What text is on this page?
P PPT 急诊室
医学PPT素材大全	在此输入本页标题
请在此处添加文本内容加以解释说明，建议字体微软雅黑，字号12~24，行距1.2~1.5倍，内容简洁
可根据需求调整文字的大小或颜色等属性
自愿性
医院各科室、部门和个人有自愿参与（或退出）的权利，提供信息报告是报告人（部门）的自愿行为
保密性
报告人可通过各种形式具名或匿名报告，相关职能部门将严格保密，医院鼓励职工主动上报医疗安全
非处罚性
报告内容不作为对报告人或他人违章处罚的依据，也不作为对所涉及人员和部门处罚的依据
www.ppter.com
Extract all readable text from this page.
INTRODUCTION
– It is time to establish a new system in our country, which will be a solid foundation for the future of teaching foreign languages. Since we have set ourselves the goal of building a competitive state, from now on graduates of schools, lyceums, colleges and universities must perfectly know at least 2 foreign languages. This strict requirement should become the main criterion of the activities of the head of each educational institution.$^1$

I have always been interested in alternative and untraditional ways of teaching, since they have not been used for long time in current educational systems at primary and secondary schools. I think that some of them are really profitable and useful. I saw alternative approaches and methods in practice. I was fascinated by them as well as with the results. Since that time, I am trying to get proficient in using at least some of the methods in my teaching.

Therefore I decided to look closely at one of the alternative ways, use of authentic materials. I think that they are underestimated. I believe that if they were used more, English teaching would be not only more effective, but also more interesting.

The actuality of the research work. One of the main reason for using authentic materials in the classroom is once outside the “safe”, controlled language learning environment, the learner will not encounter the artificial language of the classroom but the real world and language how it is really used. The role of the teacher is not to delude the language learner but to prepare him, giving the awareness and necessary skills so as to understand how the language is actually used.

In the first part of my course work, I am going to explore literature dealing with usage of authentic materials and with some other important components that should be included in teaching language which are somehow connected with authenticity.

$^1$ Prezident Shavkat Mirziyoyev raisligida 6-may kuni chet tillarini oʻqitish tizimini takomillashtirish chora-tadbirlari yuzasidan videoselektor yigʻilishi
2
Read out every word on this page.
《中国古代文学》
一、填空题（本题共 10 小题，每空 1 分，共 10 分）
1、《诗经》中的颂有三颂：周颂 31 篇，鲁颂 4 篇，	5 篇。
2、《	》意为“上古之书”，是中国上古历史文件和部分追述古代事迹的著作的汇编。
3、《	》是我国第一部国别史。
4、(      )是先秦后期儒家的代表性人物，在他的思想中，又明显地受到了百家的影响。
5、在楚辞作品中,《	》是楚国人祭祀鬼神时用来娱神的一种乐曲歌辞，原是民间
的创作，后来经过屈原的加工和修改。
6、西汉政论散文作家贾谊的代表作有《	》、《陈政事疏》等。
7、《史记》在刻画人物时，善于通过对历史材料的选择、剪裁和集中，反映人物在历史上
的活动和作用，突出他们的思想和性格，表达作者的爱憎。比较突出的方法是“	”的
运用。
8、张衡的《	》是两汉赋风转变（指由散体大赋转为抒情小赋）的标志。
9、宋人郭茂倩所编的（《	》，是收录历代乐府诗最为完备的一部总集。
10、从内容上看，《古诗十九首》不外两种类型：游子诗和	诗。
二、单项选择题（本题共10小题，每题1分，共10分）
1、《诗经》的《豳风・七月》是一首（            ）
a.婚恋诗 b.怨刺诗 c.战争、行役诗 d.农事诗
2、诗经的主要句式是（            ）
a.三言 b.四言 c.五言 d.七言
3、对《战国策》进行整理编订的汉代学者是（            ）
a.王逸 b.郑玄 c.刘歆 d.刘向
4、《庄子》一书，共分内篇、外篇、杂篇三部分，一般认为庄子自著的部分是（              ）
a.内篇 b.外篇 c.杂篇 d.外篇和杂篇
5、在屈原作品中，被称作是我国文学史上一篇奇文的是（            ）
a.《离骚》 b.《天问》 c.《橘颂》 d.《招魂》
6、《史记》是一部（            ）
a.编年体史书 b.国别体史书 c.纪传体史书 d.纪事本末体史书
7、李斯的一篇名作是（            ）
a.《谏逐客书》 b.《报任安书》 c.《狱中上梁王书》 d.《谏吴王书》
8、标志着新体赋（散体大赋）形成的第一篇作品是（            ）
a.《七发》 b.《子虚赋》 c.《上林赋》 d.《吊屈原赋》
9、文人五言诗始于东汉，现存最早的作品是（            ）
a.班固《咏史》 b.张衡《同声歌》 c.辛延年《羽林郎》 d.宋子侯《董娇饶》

============

Determine how many lines of the material include the string "materials". Output only that count.

3